Dataset items
▬▬▬▬▬▬
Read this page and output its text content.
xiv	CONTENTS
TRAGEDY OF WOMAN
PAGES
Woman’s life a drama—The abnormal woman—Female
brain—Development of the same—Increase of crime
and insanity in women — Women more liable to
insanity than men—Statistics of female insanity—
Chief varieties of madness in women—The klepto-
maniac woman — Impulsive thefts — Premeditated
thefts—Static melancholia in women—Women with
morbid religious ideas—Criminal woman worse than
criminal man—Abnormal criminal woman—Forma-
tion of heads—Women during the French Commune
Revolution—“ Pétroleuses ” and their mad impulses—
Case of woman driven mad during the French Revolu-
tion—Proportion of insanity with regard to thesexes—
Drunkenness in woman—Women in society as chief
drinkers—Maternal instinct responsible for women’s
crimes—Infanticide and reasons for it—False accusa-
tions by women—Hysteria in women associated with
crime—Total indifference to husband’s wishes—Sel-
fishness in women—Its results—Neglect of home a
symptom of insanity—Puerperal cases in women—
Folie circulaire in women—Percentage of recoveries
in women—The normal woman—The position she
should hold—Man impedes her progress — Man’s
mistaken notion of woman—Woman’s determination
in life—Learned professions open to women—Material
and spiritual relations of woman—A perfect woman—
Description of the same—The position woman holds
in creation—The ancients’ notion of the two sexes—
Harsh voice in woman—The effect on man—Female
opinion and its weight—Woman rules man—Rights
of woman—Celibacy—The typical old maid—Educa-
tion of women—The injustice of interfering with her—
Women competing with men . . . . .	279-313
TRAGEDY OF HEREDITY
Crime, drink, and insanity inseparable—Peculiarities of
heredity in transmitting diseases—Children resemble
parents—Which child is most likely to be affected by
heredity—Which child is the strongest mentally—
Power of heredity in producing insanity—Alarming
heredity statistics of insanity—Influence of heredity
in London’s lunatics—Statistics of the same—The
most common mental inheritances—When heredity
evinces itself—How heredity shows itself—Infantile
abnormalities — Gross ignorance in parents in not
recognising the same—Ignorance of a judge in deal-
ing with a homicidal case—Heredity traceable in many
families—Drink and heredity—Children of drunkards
▬▬▬▬▬▬
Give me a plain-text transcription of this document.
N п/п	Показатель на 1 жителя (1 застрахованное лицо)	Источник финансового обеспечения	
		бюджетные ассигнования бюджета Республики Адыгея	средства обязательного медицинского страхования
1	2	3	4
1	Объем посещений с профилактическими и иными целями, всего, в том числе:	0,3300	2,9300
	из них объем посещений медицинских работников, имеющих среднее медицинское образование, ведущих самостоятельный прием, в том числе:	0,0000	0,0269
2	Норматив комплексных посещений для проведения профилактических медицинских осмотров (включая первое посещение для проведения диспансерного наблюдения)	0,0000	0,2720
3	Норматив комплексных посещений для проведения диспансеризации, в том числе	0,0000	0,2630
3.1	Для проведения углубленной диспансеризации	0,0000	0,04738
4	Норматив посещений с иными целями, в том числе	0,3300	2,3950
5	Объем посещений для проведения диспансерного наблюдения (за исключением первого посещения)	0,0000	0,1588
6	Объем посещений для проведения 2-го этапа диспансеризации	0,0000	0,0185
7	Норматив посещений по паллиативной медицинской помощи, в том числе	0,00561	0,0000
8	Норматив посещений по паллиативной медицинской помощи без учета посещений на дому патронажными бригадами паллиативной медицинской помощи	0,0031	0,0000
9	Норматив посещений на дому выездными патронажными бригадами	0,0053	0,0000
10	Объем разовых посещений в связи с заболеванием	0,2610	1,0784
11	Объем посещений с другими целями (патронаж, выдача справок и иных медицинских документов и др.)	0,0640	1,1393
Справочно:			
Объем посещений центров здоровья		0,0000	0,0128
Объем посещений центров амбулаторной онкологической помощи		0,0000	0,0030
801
▬▬▬▬▬▬
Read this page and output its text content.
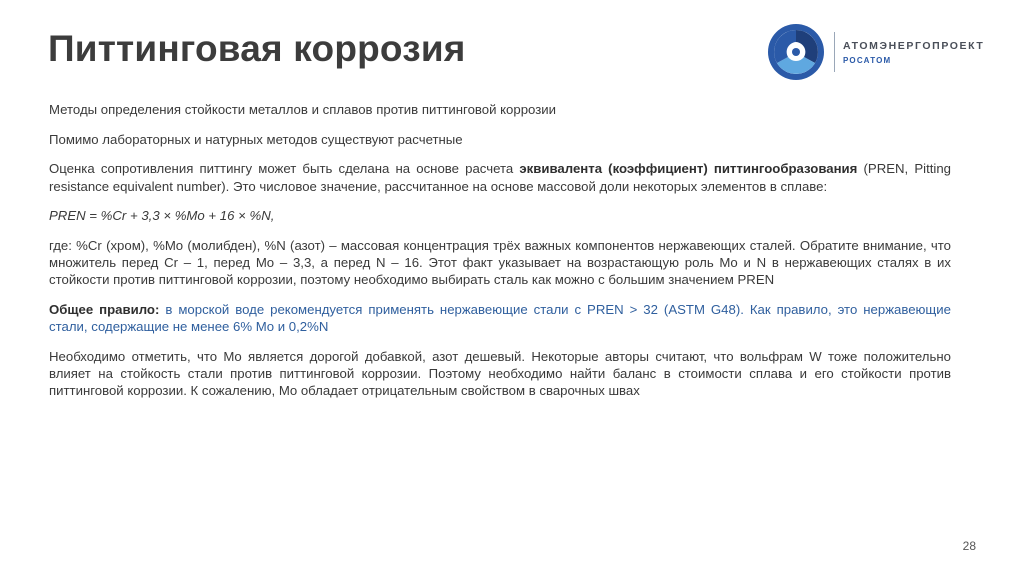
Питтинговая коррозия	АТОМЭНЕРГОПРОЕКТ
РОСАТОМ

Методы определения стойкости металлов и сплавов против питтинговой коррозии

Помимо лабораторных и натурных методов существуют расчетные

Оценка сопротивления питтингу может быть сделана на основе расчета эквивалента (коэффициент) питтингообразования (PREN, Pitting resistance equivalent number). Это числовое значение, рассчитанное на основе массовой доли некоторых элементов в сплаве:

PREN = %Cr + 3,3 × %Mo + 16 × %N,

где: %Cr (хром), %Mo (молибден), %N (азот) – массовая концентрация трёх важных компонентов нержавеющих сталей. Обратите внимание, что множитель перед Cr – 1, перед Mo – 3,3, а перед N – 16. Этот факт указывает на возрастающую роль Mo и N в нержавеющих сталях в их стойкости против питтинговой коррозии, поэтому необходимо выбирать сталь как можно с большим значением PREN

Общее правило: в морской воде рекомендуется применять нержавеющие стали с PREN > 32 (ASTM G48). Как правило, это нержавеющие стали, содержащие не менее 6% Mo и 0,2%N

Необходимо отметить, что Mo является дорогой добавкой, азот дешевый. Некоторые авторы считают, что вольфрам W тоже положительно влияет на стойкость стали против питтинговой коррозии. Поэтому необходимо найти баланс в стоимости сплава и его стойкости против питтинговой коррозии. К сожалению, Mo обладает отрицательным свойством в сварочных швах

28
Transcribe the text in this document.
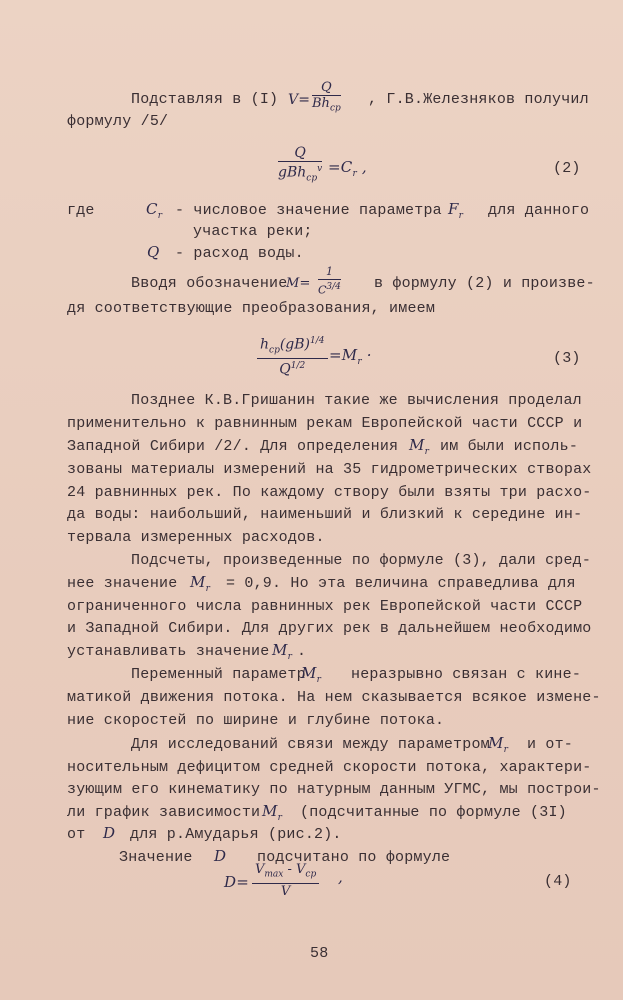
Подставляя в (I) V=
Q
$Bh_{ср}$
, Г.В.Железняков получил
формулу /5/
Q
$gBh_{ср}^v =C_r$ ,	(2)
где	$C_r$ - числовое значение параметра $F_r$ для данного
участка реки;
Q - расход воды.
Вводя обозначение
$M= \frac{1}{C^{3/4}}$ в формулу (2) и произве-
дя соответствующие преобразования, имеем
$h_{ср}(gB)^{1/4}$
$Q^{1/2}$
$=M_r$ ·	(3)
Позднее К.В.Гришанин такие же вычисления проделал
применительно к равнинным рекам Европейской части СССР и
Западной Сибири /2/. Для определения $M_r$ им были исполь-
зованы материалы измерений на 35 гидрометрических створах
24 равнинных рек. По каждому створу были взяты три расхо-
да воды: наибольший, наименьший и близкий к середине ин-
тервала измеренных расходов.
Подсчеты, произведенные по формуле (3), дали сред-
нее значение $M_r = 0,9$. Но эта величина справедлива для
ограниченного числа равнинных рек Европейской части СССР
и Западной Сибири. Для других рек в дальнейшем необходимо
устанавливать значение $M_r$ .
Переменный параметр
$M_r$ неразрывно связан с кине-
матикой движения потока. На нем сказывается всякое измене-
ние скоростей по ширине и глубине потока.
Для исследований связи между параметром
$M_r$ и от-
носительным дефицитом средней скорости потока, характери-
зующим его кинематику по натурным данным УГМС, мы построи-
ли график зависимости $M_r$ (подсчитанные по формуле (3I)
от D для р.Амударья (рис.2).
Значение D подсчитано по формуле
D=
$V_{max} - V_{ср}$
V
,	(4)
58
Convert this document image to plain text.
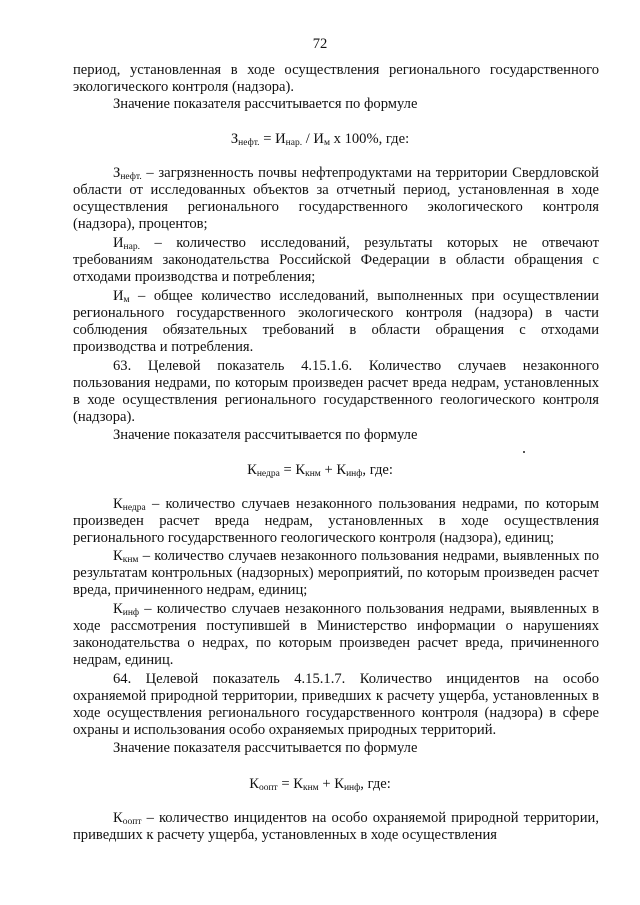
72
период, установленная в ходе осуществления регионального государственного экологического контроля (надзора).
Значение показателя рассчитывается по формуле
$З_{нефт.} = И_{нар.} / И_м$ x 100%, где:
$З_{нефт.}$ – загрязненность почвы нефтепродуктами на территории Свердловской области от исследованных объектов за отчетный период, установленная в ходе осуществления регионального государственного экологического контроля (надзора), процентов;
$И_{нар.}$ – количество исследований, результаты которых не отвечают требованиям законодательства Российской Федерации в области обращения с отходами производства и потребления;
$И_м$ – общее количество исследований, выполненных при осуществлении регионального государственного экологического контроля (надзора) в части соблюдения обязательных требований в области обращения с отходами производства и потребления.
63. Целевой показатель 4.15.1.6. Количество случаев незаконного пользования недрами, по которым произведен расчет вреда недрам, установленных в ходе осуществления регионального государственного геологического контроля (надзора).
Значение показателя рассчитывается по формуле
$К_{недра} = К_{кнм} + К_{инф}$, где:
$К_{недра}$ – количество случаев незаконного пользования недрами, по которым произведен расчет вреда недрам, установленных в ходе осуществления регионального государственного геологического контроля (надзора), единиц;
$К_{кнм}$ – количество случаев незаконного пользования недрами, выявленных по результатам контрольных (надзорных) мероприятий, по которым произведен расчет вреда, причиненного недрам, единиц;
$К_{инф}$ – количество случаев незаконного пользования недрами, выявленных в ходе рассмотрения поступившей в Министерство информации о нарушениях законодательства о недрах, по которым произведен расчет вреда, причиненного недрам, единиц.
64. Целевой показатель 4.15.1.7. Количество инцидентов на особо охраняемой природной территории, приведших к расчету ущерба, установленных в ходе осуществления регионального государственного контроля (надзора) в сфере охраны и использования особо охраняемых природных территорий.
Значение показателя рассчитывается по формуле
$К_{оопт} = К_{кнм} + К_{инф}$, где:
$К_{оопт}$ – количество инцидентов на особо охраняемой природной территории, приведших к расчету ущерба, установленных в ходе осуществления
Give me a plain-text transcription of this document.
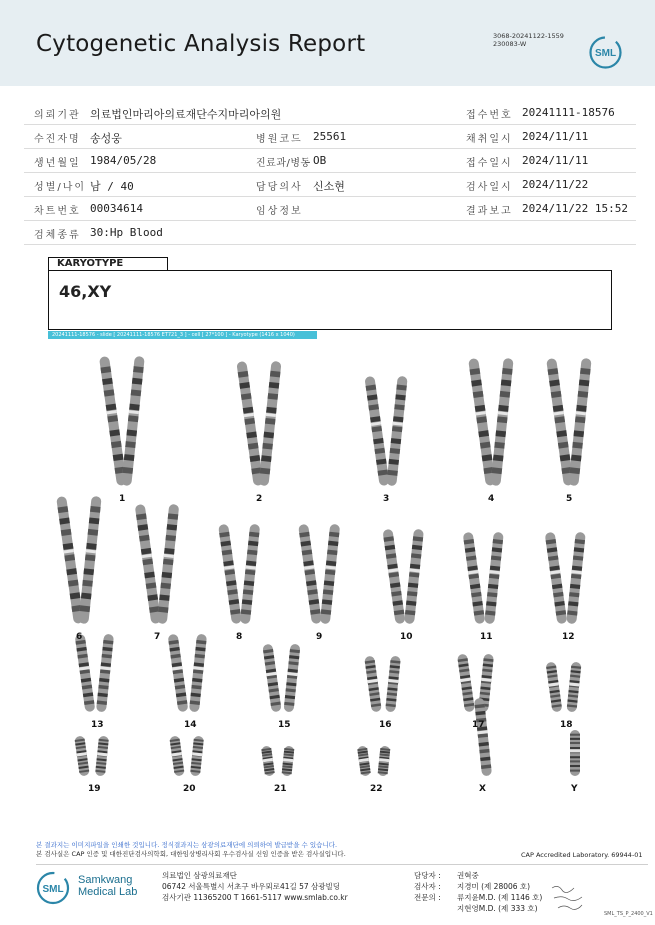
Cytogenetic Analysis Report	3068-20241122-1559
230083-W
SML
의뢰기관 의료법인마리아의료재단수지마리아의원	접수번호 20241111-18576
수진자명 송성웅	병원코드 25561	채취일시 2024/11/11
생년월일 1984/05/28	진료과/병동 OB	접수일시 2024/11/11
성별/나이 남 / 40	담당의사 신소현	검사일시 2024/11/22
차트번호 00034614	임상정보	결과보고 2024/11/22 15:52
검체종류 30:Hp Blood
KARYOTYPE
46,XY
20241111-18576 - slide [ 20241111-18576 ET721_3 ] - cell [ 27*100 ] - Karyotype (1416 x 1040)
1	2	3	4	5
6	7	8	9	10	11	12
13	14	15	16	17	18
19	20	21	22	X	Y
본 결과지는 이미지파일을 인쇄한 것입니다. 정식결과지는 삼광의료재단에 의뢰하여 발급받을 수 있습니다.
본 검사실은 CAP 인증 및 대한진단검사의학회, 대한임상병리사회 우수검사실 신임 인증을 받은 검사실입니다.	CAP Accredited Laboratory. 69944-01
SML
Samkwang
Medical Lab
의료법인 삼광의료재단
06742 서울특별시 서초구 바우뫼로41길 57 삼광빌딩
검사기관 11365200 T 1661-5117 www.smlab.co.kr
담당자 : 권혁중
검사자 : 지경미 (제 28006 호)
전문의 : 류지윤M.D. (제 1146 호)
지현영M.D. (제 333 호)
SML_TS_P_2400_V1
▬▬▬▬▬▬
Description of the task:
Gather up the lines that contain the word "охраняемой".

Answer in full:
64. Целевой показатель 4.15.1.7. Количество инцидентов на особо охраняемой природной территории, приведших к расчету ущерба, установленных в ходе осуществления регионального государственного контроля (надзора) в сфере охраны и использования особо охраняемых природных территорий.
$К_{оопт}$ – количество инцидентов на особо охраняемой природной территории, приведших к расчету ущерба, установленных в ходе осуществления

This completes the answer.